» Written exercise
Count how many lines of the material hold "Lunch". Respond with that number alone.

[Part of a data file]

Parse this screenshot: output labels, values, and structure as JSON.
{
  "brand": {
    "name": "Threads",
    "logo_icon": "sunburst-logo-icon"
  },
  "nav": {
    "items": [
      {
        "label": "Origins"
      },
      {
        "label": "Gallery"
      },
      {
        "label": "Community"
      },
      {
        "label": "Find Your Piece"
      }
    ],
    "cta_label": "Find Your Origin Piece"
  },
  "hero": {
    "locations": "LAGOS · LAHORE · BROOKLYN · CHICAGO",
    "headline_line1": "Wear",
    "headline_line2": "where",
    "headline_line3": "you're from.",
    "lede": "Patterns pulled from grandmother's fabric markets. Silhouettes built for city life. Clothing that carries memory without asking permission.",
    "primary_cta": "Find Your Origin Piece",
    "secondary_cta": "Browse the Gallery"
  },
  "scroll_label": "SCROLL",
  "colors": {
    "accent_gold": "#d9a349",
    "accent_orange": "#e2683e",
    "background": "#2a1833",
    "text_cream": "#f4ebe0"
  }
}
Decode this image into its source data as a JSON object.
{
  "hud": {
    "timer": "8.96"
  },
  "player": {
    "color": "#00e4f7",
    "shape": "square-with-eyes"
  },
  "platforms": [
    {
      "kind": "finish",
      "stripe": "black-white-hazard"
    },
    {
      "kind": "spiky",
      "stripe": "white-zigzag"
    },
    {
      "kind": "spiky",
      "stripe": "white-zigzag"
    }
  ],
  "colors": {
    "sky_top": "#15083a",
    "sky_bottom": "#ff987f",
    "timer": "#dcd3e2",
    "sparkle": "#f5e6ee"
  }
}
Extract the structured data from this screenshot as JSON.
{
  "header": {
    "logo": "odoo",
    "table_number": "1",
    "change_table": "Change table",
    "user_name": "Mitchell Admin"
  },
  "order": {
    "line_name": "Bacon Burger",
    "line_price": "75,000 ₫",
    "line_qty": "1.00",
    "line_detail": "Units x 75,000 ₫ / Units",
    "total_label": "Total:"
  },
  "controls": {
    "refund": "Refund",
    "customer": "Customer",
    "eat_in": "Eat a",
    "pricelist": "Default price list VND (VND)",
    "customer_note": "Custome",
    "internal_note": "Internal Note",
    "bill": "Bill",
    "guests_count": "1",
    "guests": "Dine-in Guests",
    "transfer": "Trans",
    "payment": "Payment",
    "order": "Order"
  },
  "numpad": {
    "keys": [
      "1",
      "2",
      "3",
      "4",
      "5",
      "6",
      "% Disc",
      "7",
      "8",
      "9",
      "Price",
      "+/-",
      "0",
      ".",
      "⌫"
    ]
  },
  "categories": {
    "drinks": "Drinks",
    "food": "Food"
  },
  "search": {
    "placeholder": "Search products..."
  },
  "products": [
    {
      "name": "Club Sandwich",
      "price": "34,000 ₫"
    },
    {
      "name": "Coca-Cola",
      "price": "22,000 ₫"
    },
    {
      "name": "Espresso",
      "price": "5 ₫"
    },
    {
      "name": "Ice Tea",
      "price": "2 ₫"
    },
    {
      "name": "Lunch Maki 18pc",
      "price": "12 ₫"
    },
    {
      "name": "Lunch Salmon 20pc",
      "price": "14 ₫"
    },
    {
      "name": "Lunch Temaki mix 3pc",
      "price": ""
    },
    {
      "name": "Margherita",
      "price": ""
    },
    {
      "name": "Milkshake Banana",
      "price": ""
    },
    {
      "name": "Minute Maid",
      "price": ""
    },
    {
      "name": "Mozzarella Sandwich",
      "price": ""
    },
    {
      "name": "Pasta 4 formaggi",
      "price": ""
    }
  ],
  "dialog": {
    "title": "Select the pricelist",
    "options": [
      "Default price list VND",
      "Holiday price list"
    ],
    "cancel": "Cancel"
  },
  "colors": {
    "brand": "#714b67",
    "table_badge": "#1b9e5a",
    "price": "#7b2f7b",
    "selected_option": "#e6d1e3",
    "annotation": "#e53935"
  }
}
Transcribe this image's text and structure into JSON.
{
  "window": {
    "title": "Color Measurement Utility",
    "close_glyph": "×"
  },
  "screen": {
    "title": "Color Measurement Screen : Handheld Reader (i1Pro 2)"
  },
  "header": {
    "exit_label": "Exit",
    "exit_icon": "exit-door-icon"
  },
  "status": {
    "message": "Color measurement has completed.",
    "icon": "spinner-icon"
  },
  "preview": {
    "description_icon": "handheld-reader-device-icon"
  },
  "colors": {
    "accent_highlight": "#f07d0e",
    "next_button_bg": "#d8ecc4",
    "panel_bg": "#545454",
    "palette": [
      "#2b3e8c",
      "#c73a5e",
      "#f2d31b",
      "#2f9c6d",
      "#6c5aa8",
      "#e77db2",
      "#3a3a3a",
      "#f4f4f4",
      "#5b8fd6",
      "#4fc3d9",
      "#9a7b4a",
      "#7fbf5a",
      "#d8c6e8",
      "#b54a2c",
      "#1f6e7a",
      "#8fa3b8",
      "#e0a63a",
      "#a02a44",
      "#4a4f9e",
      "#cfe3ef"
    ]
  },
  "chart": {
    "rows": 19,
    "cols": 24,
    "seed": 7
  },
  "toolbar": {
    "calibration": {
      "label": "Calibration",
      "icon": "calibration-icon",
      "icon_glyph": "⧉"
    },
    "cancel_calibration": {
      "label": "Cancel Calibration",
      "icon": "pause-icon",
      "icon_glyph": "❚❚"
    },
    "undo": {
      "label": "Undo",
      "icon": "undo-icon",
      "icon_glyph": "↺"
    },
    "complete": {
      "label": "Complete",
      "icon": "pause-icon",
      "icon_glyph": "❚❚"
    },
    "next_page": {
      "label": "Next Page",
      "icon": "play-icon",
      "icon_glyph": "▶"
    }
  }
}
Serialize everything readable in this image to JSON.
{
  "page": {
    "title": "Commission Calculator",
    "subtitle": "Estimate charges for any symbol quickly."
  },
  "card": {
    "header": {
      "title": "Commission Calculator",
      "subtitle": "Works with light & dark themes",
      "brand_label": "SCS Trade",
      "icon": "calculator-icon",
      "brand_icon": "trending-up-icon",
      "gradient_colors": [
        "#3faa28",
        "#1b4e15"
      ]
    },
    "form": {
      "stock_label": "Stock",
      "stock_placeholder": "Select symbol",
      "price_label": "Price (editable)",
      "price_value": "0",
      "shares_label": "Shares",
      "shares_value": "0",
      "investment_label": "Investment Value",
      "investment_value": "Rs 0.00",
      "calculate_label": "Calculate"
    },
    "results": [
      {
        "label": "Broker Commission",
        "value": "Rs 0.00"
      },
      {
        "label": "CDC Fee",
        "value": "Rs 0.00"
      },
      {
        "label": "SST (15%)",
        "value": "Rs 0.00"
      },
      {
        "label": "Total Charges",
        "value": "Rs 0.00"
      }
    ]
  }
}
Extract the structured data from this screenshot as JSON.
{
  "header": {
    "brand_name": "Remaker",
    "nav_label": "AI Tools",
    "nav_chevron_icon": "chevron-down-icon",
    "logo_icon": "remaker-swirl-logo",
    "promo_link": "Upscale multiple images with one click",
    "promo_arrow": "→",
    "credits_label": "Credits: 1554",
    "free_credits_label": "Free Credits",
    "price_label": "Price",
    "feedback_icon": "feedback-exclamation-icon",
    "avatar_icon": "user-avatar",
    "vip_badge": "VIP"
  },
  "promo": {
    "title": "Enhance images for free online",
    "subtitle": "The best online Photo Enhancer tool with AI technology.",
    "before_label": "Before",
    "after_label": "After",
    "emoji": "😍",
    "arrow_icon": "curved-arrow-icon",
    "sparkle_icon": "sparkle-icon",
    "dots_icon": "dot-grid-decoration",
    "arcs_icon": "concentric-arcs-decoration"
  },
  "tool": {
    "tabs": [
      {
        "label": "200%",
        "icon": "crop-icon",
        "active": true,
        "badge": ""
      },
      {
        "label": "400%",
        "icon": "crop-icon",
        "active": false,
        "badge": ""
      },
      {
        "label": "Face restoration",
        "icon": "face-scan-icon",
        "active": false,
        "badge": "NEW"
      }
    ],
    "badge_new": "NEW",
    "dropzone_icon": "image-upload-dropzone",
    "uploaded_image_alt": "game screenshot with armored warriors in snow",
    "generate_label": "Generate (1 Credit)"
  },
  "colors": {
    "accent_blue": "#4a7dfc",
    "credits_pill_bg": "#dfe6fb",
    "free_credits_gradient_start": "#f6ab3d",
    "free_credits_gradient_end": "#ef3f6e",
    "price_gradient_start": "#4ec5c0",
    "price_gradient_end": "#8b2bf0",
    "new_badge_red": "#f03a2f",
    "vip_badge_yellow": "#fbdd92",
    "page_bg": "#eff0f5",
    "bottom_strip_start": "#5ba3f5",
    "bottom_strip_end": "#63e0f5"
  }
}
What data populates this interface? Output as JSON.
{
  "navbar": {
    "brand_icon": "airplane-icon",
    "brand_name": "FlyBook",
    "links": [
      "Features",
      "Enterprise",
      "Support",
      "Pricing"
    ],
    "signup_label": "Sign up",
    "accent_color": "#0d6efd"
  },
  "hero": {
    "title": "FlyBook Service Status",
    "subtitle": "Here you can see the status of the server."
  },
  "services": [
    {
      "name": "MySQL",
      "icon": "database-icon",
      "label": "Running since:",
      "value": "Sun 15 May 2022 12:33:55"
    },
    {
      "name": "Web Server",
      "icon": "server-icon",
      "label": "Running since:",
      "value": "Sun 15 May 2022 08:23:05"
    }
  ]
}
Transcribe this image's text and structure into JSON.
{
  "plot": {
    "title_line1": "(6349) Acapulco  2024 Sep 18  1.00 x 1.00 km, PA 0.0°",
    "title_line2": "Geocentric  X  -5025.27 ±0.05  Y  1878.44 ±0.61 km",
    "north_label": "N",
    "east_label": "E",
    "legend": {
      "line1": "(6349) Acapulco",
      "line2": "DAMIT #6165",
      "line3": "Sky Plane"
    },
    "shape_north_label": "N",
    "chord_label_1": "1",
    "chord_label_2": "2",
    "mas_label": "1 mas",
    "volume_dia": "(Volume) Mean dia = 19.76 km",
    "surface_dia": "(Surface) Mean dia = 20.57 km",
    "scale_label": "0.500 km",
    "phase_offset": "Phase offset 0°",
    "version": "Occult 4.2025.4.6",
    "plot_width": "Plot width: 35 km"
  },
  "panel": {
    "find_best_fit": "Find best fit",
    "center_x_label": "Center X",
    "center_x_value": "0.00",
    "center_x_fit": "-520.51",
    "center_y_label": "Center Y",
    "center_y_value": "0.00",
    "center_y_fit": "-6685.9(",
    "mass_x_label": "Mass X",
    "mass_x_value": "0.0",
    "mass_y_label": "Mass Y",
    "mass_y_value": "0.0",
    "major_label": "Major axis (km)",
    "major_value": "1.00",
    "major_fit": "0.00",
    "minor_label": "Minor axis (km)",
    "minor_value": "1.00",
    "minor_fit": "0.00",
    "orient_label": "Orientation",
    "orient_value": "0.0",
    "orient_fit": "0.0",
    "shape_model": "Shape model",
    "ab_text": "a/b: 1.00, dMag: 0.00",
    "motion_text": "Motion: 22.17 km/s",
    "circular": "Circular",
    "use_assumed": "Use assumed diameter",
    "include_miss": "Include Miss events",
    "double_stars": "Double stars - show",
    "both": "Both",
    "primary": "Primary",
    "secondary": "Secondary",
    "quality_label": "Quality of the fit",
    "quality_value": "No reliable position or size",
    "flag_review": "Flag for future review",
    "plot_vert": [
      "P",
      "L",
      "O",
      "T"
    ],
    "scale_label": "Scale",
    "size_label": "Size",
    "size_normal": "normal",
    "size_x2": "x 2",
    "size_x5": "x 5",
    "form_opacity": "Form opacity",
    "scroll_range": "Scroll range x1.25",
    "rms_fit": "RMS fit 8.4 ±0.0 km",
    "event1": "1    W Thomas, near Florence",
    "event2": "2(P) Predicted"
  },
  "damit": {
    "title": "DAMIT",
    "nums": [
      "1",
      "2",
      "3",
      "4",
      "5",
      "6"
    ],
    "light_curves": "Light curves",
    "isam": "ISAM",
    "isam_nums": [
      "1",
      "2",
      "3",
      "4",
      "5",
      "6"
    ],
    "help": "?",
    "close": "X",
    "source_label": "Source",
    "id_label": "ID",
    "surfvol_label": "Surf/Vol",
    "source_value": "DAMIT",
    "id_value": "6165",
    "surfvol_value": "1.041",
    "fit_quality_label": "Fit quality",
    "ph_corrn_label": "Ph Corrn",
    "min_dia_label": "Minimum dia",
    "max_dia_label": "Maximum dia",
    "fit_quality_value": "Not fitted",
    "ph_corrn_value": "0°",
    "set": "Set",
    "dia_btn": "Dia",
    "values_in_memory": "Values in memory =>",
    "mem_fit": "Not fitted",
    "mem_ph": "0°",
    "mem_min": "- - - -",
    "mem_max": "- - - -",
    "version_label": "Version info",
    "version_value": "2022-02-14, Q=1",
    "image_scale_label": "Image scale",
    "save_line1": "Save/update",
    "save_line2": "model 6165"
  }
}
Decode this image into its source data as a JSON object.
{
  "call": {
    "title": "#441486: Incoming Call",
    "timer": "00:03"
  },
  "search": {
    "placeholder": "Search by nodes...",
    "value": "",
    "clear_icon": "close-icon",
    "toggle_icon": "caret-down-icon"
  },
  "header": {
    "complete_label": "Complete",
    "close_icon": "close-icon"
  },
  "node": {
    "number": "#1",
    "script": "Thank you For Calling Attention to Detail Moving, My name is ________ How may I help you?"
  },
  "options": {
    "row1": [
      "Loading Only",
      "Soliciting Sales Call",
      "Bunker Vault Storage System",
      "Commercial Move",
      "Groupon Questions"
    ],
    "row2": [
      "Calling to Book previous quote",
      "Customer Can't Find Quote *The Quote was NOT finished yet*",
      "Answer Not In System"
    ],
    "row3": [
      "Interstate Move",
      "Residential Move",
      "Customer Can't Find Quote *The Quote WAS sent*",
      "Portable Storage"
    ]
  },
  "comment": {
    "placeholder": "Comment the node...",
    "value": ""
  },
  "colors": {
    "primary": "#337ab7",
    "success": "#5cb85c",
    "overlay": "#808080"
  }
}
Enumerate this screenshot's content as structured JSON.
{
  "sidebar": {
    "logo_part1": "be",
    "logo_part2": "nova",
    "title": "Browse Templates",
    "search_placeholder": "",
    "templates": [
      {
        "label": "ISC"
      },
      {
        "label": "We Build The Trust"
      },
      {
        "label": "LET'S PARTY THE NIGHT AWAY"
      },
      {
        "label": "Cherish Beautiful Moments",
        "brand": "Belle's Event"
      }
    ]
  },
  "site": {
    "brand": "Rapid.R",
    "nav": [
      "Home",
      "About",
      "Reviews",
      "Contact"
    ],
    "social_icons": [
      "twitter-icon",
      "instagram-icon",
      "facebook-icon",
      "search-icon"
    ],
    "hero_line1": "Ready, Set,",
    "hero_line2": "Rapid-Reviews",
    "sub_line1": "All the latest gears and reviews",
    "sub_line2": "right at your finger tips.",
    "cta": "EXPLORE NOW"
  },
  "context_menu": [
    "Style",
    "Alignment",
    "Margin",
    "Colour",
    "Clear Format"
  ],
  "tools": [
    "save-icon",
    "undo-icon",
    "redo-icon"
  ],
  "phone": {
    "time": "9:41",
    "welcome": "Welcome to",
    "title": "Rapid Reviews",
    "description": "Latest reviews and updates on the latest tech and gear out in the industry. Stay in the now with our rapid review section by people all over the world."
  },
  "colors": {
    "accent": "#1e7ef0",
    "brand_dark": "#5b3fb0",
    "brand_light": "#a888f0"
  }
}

» Problem solution
3